**SUPPLIED ENTRIES**.
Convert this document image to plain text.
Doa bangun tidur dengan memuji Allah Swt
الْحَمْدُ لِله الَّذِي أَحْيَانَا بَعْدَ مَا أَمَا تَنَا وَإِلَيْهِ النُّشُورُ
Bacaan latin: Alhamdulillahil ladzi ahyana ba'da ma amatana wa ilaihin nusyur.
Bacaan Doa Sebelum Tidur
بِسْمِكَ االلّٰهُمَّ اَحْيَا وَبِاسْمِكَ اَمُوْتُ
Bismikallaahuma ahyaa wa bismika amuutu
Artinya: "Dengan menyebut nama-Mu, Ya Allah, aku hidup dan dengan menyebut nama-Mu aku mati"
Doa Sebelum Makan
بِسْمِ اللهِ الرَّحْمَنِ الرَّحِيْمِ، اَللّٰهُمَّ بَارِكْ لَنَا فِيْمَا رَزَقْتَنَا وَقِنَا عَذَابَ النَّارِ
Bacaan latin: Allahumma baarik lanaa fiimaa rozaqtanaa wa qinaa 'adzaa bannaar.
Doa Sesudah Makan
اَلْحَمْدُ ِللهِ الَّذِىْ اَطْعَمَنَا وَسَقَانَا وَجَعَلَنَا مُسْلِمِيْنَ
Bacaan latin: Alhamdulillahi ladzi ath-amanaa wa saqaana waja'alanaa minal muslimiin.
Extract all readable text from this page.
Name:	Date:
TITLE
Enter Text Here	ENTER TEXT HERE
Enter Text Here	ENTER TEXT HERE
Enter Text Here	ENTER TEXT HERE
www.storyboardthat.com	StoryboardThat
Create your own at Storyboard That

**SET PROBLEM**.
Quote every record above exactly.

**RESULT**.
Convert this document image to plain text.
Doa bangun tidur dengan memuji Allah Swt
الْحَمْدُ لِله الَّذِي أَحْيَانَا بَعْدَ مَا أَمَا تَنَا وَإِلَيْهِ النُّشُورُ
Bacaan latin: Alhamdulillahil ladzi ahyana ba'da ma amatana wa ilaihin nusyur.
Bacaan Doa Sebelum Tidur
بِسْمِكَ االلّٰهُمَّ اَحْيَا وَبِاسْمِكَ اَمُوْتُ
Bismikallaahuma ahyaa wa bismika amuutu
Artinya: "Dengan menyebut nama-Mu, Ya Allah, aku hidup dan dengan menyebut nama-Mu aku mati"
Doa Sebelum Makan
بِسْمِ اللهِ الرَّحْمَنِ الرَّحِيْمِ، اَللّٰهُمَّ بَارِكْ لَنَا فِيْمَا رَزَقْتَنَا وَقِنَا عَذَابَ النَّارِ
Bacaan latin: Allahumma baarik lanaa fiimaa rozaqtanaa wa qinaa 'adzaa bannaar.
Doa Sesudah Makan
اَلْحَمْدُ ِللهِ الَّذِىْ اَطْعَمَنَا وَسَقَانَا وَجَعَلَنَا مُسْلِمِيْنَ
Bacaan latin: Alhamdulillahi ladzi ath-amanaa wa saqaana waja'alanaa minal muslimiin.
Extract all readable text from this page.
Name:	Date:
TITLE
Enter Text Here	ENTER TEXT HERE
Enter Text Here	ENTER TEXT HERE
Enter Text Here	ENTER TEXT HERE
www.storyboardthat.com	StoryboardThat
Create your own at Storyboard That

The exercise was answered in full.